TASK OBJECTIVE ▸ Identify every line in the records below that contains the word "this", and reproduce each one.

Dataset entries
"""

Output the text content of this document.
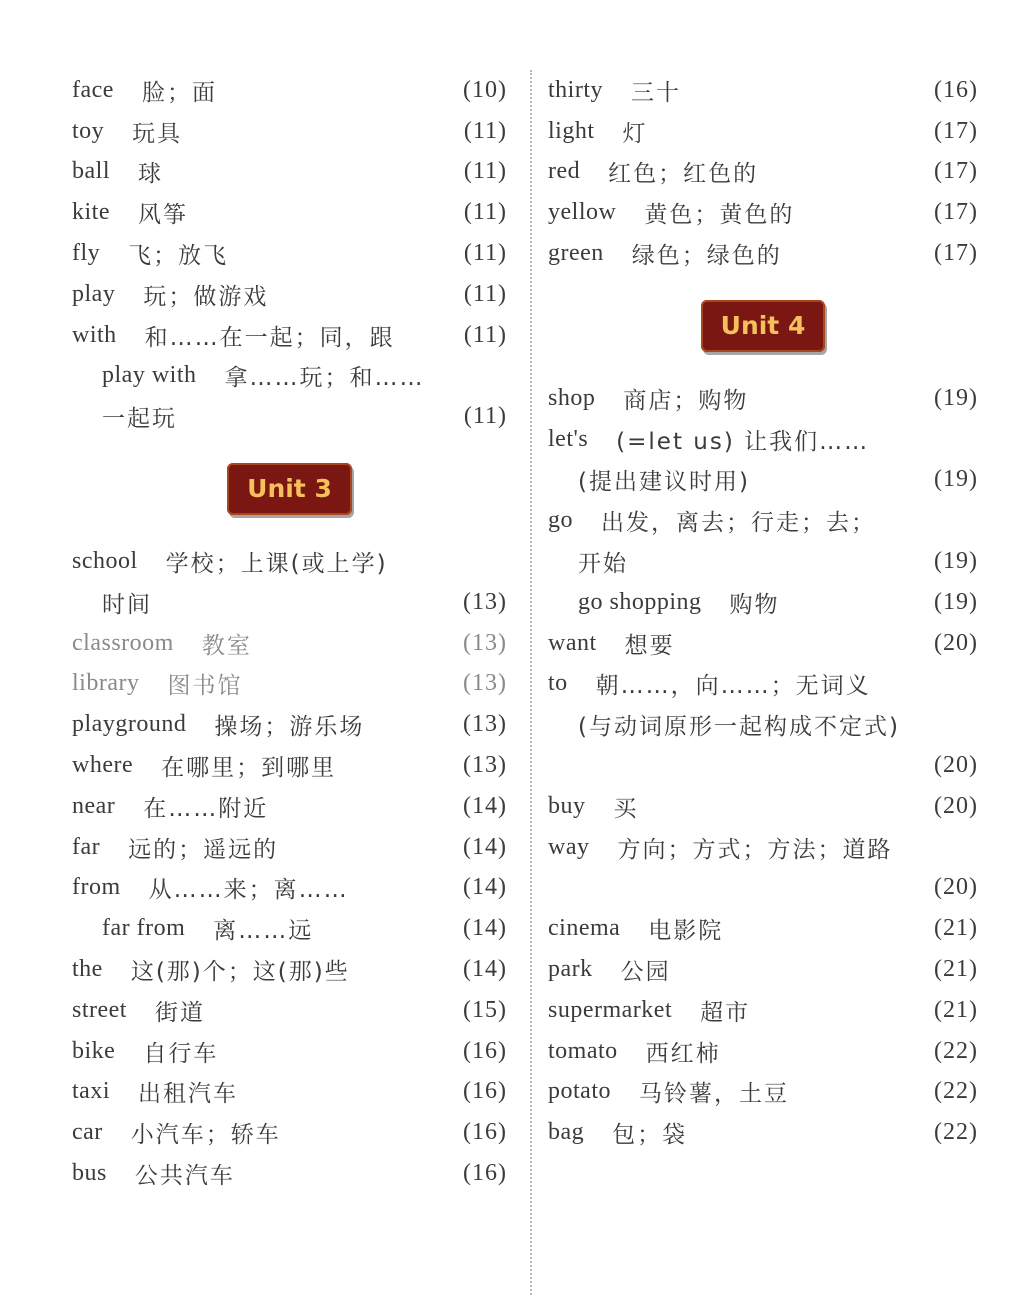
face 脸；面	(10)
toy 玩具	(11)
ball 球	(11)
kite 风筝	(11)
fly 飞；放飞	(11)
play 玩；做游戏	(11)
with 和……在一起；同，跟	(11)
play with 拿……玩；和……
一起玩	(11)
Unit 3
school 学校；上课(或上学)
时间	(13)
classroom 教室	(13)
library 图书馆	(13)
playground 操场；游乐场	(13)
where 在哪里；到哪里	(13)
near 在……附近	(14)
far 远的；遥远的	(14)
from 从……来；离……	(14)
far from 离……远	(14)
the 这(那)个；这(那)些	(14)
street 街道	(15)
bike 自行车	(16)
taxi 出租汽车	(16)
car 小汽车；轿车	(16)
bus 公共汽车	(16)
thirty 三十	(16)
light 灯	(17)
red 红色；红色的	(17)
yellow 黄色；黄色的	(17)
green 绿色；绿色的	(17)
Unit 4
shop 商店；购物	(19)
let's (=let us) 让我们……
(提出建议时用)	(19)
go 出发，离去；行走；去；
开始	(19)
go shopping 购物	(19)
want 想要	(20)
to 朝……，向……；无词义
(与动词原形一起构成不定式)
(20)
buy 买	(20)
way 方向；方式；方法；道路
(20)
cinema 电影院	(21)
park 公园	(21)
supermarket 超市	(21)
tomato 西红柿	(22)
potato 马铃薯，土豆	(22)
bag 包；袋	(22)
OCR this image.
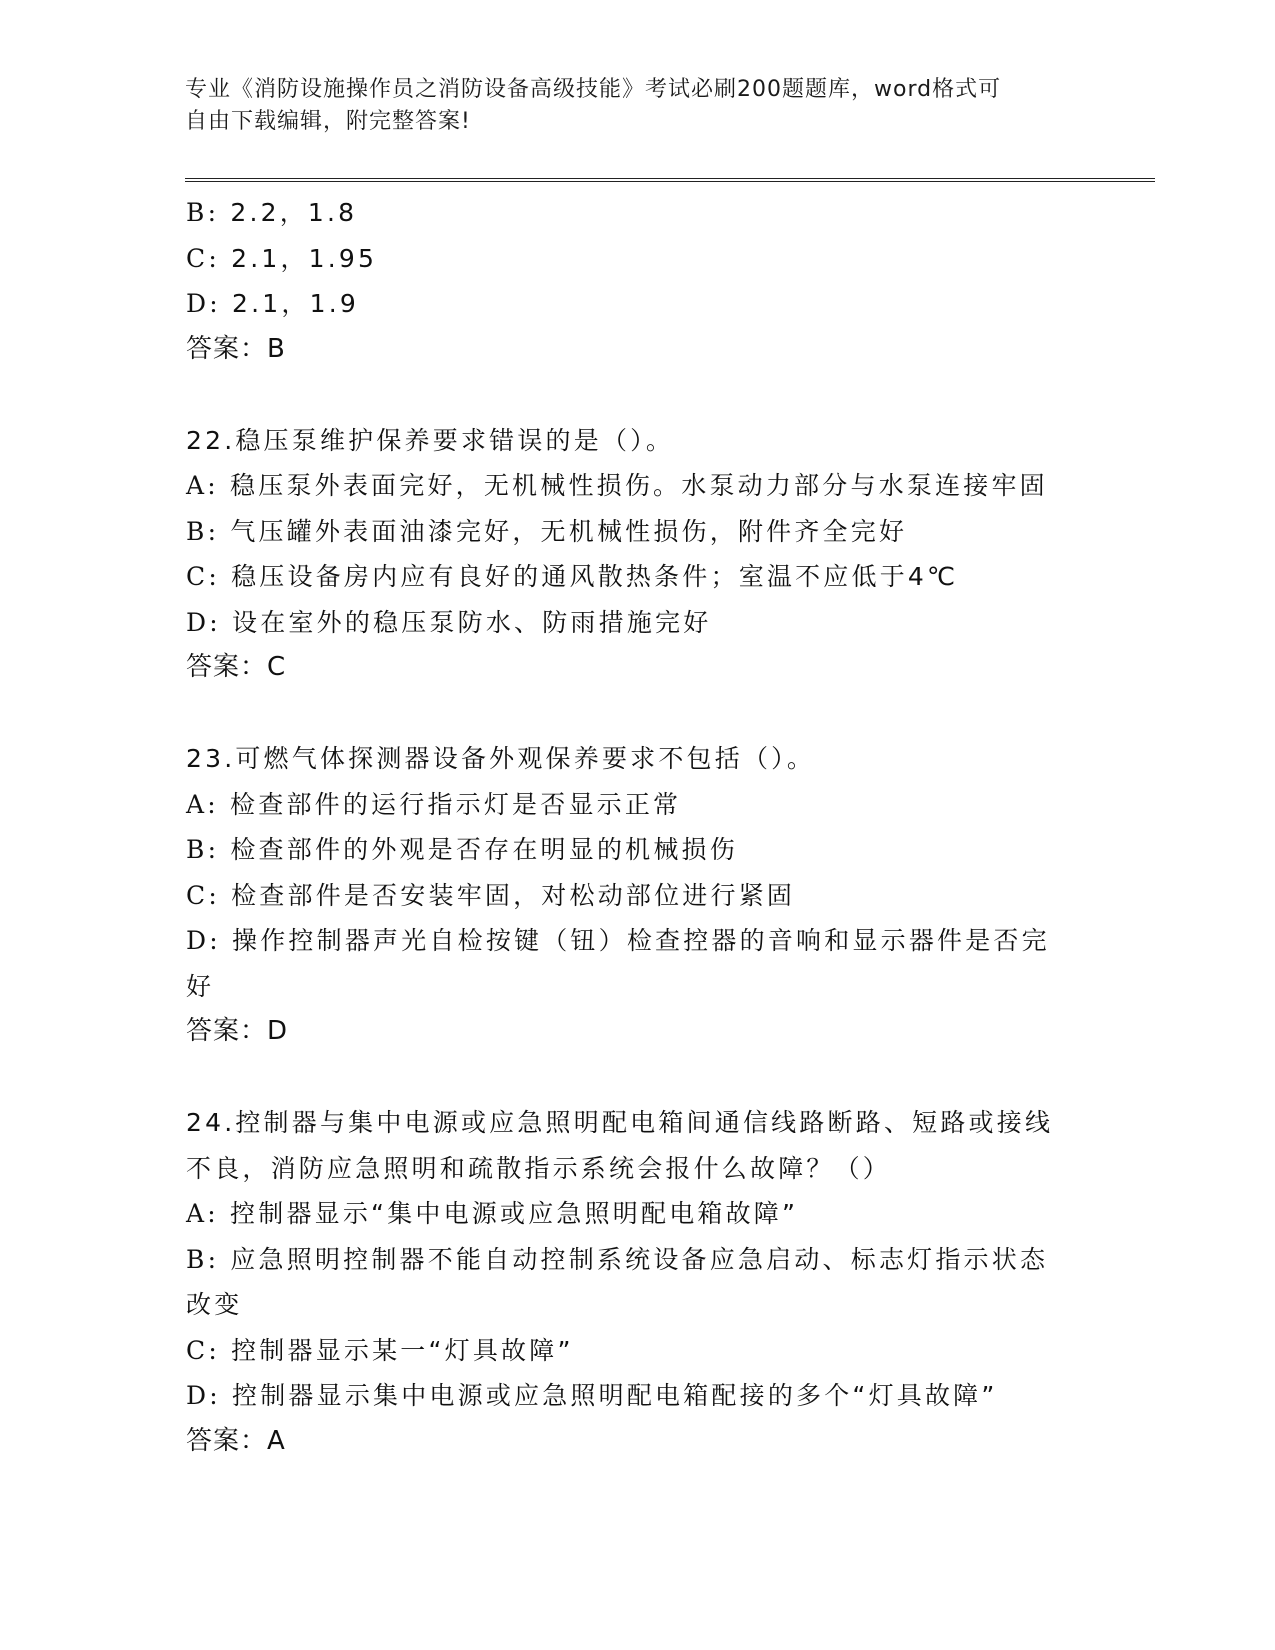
专业《消防设施操作员之消防设备高级技能》考试必刷200题题库，word格式可
自由下载编辑，附完整答案!
B: 2.2，1.8
C: 2.1，1.95
D: 2.1，1.9
答案：B
22.稳压泵维护保养要求错误的是（）。
A: 稳压泵外表面完好，无机械性损伤。水泵动力部分与水泵连接牢固
B: 气压罐外表面油漆完好，无机械性损伤，附件齐全完好
C: 稳压设备房内应有良好的通风散热条件；室温不应低于4℃
D: 设在室外的稳压泵防水、防雨措施完好
答案：C
23.可燃气体探测器设备外观保养要求不包括（）。
A: 检查部件的运行指示灯是否显示正常
B: 检查部件的外观是否存在明显的机械损伤
C: 检查部件是否安装牢固，对松动部位进行紧固
D: 操作控制器声光自检按键（钮）检查控器的音响和显示器件是否完
好
答案：D
24.控制器与集中电源或应急照明配电箱间通信线路断路、短路或接线
不良，消防应急照明和疏散指示系统会报什么故障？（）
A: 控制器显示“集中电源或应急照明配电箱故障”
B: 应急照明控制器不能自动控制系统设备应急启动、标志灯指示状态
改变
C: 控制器显示某一“灯具故障”
D: 控制器显示集中电源或应急照明配电箱配接的多个“灯具故障”
答案：A
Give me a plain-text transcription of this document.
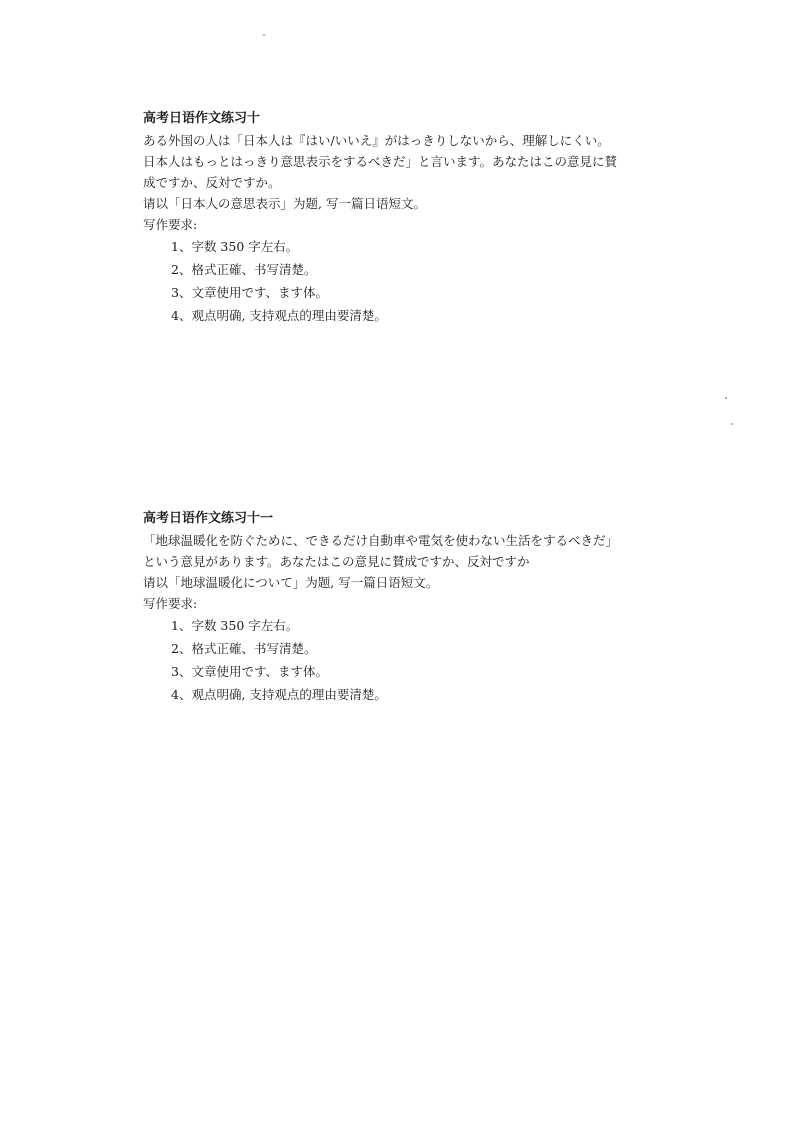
高考日语作文练习十
ある外国の人は「日本人は『はい/いいえ』がはっきりしないから、理解しにくい。
日本人はもっとはっきり意思表示をするべきだ」と言います。あなたはこの意見に賛
成ですか、反対ですか。
请以「日本人の意思表示」为题, 写一篇日语短文。
写作要求:
1、字数 350 字左右。
2、格式正確、书写清楚。
3、文章使用です、ます体。
4、观点明确, 支持观点的理由要清楚。
高考日语作文练习十一
「地球温暖化を防ぐために、できるだけ自動車や電気を使わない生活をするべきだ」
という意見があります。あなたはこの意見に賛成ですか、反対ですか
请以「地球温暖化について」为题, 写一篇日语短文。
写作要求:
1、字数 350 字左右。
2、格式正確、书写清楚。
3、文章使用です、ます体。
4、观点明确, 支持观点的理由要清楚。
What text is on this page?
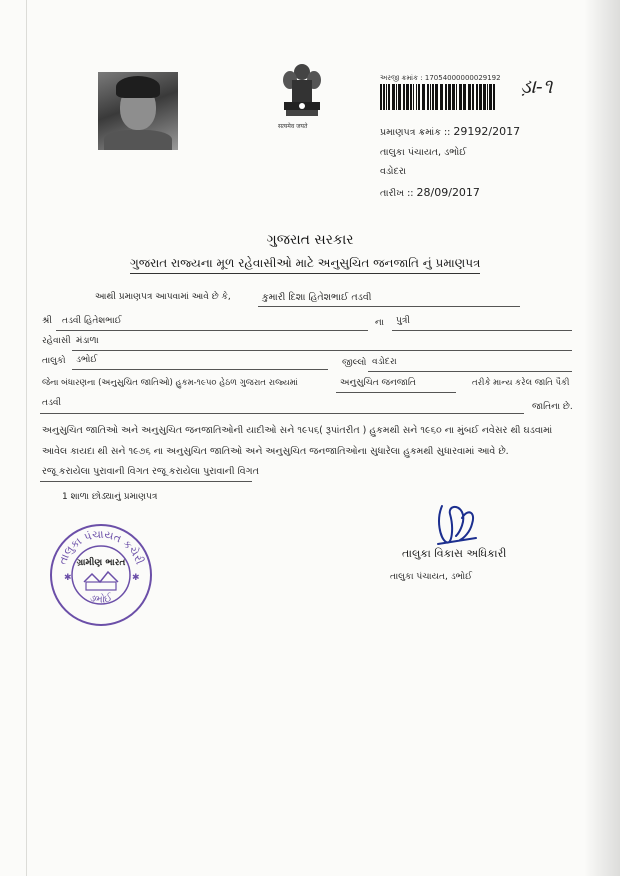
सत्यमेव जयते
અરજી ક્રમાંક : 17054000000029192 ડ઼ા-૧
પ્રમાણપત્ર ક્રમાંક :: 29192/2017
તાલુકા પંચાયત, ડભોઈ
વડોદરા
તારીખ :: 28/09/2017
ગુજરાત સરકાર
ગુજરાત રાજ્યના મૂળ રહેવાસીઓ માટે અનુસુચિત જનજાતિ નું પ્રમાણપત્ર
આથી પ્રમાણપત્ર આપવામાં આવે છે કે,	કુમારી દિશા હિતેશભાઈ તડવી
શ્રી તડવી હિતેશભાઈ	ના પુત્રી
રહેવાસી મંડાળા
તાલુકો ડભોઈ	જીલ્લો વડોદરા
જેના બંધારણના (અનુસુચિત જાતિઓ) હુકમ-૧૯૫૦ હેઠળ ગુજરાત રાજ્યમાં	અનુસુચિત જનજાતિ	તરીકે માન્ય કરેલ જાતિ પૈકી
તડવી	જાતિના છે.
અનુસુચિત જાતિઓ અને અનુસુચિત જનજાતિઓની યાદીઓ સને ૧૯૫૬( રૂપાંતરીત ) હુકમથી સને ૧૯૬૦ ના મુંબઈ નવેસર થી ઘડવામાં
આવેલ કાયદા થી સને ૧૯૭૬ ના અનુસુચિત જાતિઓ અને અનુસુચિત જનજાતિઓના સુધારેલા હુકમથી સુધારવામાં આવે છે.
રજૂ કરાયેલા પુરાવાની વિગત રજૂ કરાયેલા પુરાવાની વિગત
1 શાળા છોડ્યાનું પ્રમાણપત્ર
તાલુકા પંચાયત કચેરી
ડભોઈ
ગ્રામીણ ભારત
✱	✱
તાલુકા વિકાસ અધિકારી
તાલુકા પંચાયત, ડભોઈ
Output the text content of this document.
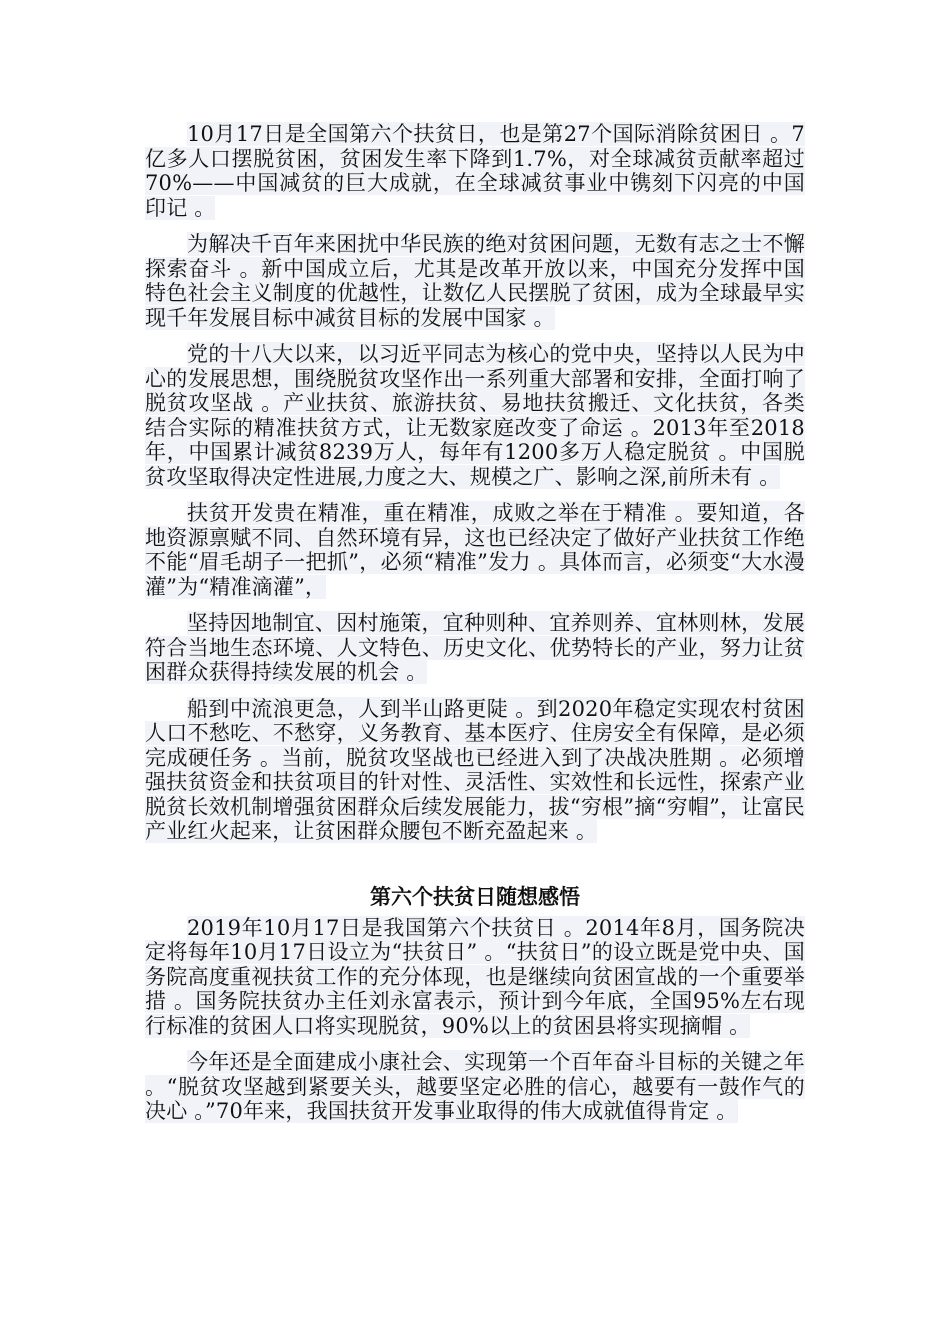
10月17日是全国第六个扶贫日，也是第27个国际消除贫困日 。7亿多人口摆脱贫困，贫困发生率下降到1.7%，对全球减贫贡献率超过70%——中国减贫的巨大成就，在全球减贫事业中镌刻下闪亮的中国印记 。

为解决千百年来困扰中华民族的绝对贫困问题，无数有志之士不懈探索奋斗 。新中国成立后，尤其是改革开放以来，中国充分发挥中国特色社会主义制度的优越性，让数亿人民摆脱了贫困，成为全球最早实现千年发展目标中减贫目标的发展中国家 。

党的十八大以来，以习近平同志为核心的党中央，坚持以人民为中心的发展思想，围绕脱贫攻坚作出一系列重大部署和安排，全面打响了脱贫攻坚战 。产业扶贫、旅游扶贫、易地扶贫搬迁、文化扶贫，各类结合实际的精准扶贫方式，让无数家庭改变了命运 。2013年至2018年，中国累计减贫8239万人，每年有1200多万人稳定脱贫 。中国脱贫攻坚取得决定性进展,力度之大、规模之广、影响之深,前所未有 。

扶贫开发贵在精准，重在精准，成败之举在于精准 。要知道，各地资源禀赋不同、自然环境有异，这也已经决定了做好产业扶贫工作绝不能“眉毛胡子一把抓”，必须“精准”发力 。具体而言，必须变“大水漫灌”为“精准滴灌”，

坚持因地制宜、因村施策，宜种则种、宜养则养、宜林则林，发展符合当地生态环境、人文特色、历史文化、优势特长的产业，努力让贫困群众获得持续发展的机会 。

船到中流浪更急，人到半山路更陡 。到2020年稳定实现农村贫困人口不愁吃、不愁穿，义务教育、基本医疗、住房安全有保障，是必须完成硬任务 。当前，脱贫攻坚战也已经进入到了决战决胜期 。必须增强扶贫资金和扶贫项目的针对性、灵活性、实效性和长远性，探索产业脱贫长效机制增强贫困群众后续发展能力，拔“穷根”摘“穷帽”，让富民产业红火起来，让贫困群众腰包不断充盈起来 。

第六个扶贫日随想感悟

2019年10月17日是我国第六个扶贫日 。2014年8月，国务院决定将每年10月17日设立为“扶贫日” 。“扶贫日”的设立既是党中央、国务院高度重视扶贫工作的充分体现，也是继续向贫困宣战的一个重要举措 。国务院扶贫办主任刘永富表示，预计到今年底，全国95%左右现行标准的贫困人口将实现脱贫，90%以上的贫困县将实现摘帽 。

今年还是全面建成小康社会、实现第一个百年奋斗目标的关键之年 。“脱贫攻坚越到紧要关头，越要坚定必胜的信心，越要有一鼓作气的决心 。”70年来，我国扶贫开发事业取得的伟大成就值得肯定 。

"""

FULL OUTPUT ▸
Output the text content of this document.
OCR this image.
Give me a plain-text transcription of this document.
What text is on this page?
Output the text content of this document.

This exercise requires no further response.